REQUIRED TASK: Repeat the records below exactly.

- - -

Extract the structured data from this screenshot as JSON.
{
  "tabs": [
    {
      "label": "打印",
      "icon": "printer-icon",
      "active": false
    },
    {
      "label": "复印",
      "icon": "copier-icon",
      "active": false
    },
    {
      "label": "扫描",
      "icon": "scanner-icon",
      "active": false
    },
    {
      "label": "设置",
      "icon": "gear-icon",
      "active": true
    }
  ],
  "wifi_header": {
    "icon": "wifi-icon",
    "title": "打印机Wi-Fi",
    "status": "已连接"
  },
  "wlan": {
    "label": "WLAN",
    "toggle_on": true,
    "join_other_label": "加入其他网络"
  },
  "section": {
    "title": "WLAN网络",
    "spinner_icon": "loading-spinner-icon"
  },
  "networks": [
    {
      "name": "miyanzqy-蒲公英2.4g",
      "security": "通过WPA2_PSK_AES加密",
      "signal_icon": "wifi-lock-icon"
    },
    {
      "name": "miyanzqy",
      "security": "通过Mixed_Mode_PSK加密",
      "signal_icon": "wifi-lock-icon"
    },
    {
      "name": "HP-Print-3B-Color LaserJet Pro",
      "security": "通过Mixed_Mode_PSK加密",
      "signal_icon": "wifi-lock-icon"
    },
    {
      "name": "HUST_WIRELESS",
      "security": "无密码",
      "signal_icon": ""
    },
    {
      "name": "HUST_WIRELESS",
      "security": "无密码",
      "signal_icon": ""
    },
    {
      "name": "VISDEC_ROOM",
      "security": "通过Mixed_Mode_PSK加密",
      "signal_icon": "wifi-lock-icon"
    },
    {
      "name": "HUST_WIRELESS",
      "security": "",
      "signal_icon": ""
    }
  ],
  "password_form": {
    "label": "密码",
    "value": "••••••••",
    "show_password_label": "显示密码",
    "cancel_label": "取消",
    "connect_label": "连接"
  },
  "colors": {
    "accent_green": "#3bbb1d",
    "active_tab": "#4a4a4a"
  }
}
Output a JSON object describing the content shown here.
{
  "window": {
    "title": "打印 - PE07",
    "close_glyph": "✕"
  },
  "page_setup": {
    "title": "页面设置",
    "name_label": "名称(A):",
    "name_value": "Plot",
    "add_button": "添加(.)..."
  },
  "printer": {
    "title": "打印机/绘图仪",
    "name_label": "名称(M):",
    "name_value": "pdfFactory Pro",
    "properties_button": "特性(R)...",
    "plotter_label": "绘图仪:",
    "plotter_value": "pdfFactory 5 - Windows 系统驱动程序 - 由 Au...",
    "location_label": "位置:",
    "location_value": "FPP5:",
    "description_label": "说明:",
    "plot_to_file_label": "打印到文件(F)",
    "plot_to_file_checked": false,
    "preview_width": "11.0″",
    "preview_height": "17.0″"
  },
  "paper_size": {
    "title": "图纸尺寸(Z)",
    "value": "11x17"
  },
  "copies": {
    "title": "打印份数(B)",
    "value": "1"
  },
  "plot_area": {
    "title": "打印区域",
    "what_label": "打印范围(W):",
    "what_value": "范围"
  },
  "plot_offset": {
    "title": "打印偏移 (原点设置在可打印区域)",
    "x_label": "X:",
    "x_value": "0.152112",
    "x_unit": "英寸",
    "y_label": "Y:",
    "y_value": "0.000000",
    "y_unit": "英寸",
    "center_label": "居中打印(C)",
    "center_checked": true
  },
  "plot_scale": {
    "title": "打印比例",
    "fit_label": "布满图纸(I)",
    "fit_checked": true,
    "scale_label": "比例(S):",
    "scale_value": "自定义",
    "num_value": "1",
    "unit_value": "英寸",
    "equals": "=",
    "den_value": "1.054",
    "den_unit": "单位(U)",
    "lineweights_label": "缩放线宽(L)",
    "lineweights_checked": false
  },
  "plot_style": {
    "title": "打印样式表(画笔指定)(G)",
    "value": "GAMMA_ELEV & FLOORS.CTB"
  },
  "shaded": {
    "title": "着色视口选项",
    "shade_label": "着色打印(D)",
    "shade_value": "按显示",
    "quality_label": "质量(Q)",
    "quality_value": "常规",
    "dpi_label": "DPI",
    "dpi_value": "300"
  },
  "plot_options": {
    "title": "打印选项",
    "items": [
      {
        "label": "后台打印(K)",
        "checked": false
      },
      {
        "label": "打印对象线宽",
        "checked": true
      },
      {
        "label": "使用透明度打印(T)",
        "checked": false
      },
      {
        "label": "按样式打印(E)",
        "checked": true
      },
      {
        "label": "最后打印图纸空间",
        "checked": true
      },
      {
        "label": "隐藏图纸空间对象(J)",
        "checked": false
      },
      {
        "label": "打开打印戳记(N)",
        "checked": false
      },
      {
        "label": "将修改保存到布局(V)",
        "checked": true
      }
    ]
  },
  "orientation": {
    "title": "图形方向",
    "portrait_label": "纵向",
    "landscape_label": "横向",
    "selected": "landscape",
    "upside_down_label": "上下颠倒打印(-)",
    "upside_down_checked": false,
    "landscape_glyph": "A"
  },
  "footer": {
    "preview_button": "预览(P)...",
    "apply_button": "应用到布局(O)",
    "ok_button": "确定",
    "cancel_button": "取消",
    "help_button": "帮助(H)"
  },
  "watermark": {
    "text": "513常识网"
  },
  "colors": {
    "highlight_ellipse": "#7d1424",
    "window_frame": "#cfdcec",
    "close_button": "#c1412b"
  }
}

- - -

PROBLEM SOLUTION:
Extract the structured data from this screenshot as JSON.
{
  "tabs": [
    {
      "label": "打印",
      "icon": "printer-icon",
      "active": false
    },
    {
      "label": "复印",
      "icon": "copier-icon",
      "active": false
    },
    {
      "label": "扫描",
      "icon": "scanner-icon",
      "active": false
    },
    {
      "label": "设置",
      "icon": "gear-icon",
      "active": true
    }
  ],
  "wifi_header": {
    "icon": "wifi-icon",
    "title": "打印机Wi-Fi",
    "status": "已连接"
  },
  "wlan": {
    "label": "WLAN",
    "toggle_on": true,
    "join_other_label": "加入其他网络"
  },
  "section": {
    "title": "WLAN网络",
    "spinner_icon": "loading-spinner-icon"
  },
  "networks": [
    {
      "name": "miyanzqy-蒲公英2.4g",
      "security": "通过WPA2_PSK_AES加密",
      "signal_icon": "wifi-lock-icon"
    },
    {
      "name": "miyanzqy",
      "security": "通过Mixed_Mode_PSK加密",
      "signal_icon": "wifi-lock-icon"
    },
    {
      "name": "HP-Print-3B-Color LaserJet Pro",
      "security": "通过Mixed_Mode_PSK加密",
      "signal_icon": "wifi-lock-icon"
    },
    {
      "name": "HUST_WIRELESS",
      "security": "无密码",
      "signal_icon": ""
    },
    {
      "name": "HUST_WIRELESS",
      "security": "无密码",
      "signal_icon": ""
    },
    {
      "name": "VISDEC_ROOM",
      "security": "通过Mixed_Mode_PSK加密",
      "signal_icon": "wifi-lock-icon"
    },
    {
      "name": "HUST_WIRELESS",
      "security": "",
      "signal_icon": ""
    }
  ],
  "password_form": {
    "label": "密码",
    "value": "••••••••",
    "show_password_label": "显示密码",
    "cancel_label": "取消",
    "connect_label": "连接"
  },
  "colors": {
    "accent_green": "#3bbb1d",
    "active_tab": "#4a4a4a"
  }
}
Output a JSON object describing the content shown here.
{
  "window": {
    "title": "打印 - PE07",
    "close_glyph": "✕"
  },
  "page_setup": {
    "title": "页面设置",
    "name_label": "名称(A):",
    "name_value": "Plot",
    "add_button": "添加(.)..."
  },
  "printer": {
    "title": "打印机/绘图仪",
    "name_label": "名称(M):",
    "name_value": "pdfFactory Pro",
    "properties_button": "特性(R)...",
    "plotter_label": "绘图仪:",
    "plotter_value": "pdfFactory 5 - Windows 系统驱动程序 - 由 Au...",
    "location_label": "位置:",
    "location_value": "FPP5:",
    "description_label": "说明:",
    "plot_to_file_label": "打印到文件(F)",
    "plot_to_file_checked": false,
    "preview_width": "11.0″",
    "preview_height": "17.0″"
  },
  "paper_size": {
    "title": "图纸尺寸(Z)",
    "value": "11x17"
  },
  "copies": {
    "title": "打印份数(B)",
    "value": "1"
  },
  "plot_area": {
    "title": "打印区域",
    "what_label": "打印范围(W):",
    "what_value": "范围"
  },
  "plot_offset": {
    "title": "打印偏移 (原点设置在可打印区域)",
    "x_label": "X:",
    "x_value": "0.152112",
    "x_unit": "英寸",
    "y_label": "Y:",
    "y_value": "0.000000",
    "y_unit": "英寸",
    "center_label": "居中打印(C)",
    "center_checked": true
  },
  "plot_scale": {
    "title": "打印比例",
    "fit_label": "布满图纸(I)",
    "fit_checked": true,
    "scale_label": "比例(S):",
    "scale_value": "自定义",
    "num_value": "1",
    "unit_value": "英寸",
    "equals": "=",
    "den_value": "1.054",
    "den_unit": "单位(U)",
    "lineweights_label": "缩放线宽(L)",
    "lineweights_checked": false
  },
  "plot_style": {
    "title": "打印样式表(画笔指定)(G)",
    "value": "GAMMA_ELEV & FLOORS.CTB"
  },
  "shaded": {
    "title": "着色视口选项",
    "shade_label": "着色打印(D)",
    "shade_value": "按显示",
    "quality_label": "质量(Q)",
    "quality_value": "常规",
    "dpi_label": "DPI",
    "dpi_value": "300"
  },
  "plot_options": {
    "title": "打印选项",
    "items": [
      {
        "label": "后台打印(K)",
        "checked": false
      },
      {
        "label": "打印对象线宽",
        "checked": true
      },
      {
        "label": "使用透明度打印(T)",
        "checked": false
      },
      {
        "label": "按样式打印(E)",
        "checked": true
      },
      {
        "label": "最后打印图纸空间",
        "checked": true
      },
      {
        "label": "隐藏图纸空间对象(J)",
        "checked": false
      },
      {
        "label": "打开打印戳记(N)",
        "checked": false
      },
      {
        "label": "将修改保存到布局(V)",
        "checked": true
      }
    ]
  },
  "orientation": {
    "title": "图形方向",
    "portrait_label": "纵向",
    "landscape_label": "横向",
    "selected": "landscape",
    "upside_down_label": "上下颠倒打印(-)",
    "upside_down_checked": false,
    "landscape_glyph": "A"
  },
  "footer": {
    "preview_button": "预览(P)...",
    "apply_button": "应用到布局(O)",
    "ok_button": "确定",
    "cancel_button": "取消",
    "help_button": "帮助(H)"
  },
  "watermark": {
    "text": "513常识网"
  },
  "colors": {
    "highlight_ellipse": "#7d1424",
    "window_frame": "#cfdcec",
    "close_button": "#c1412b"
  }
}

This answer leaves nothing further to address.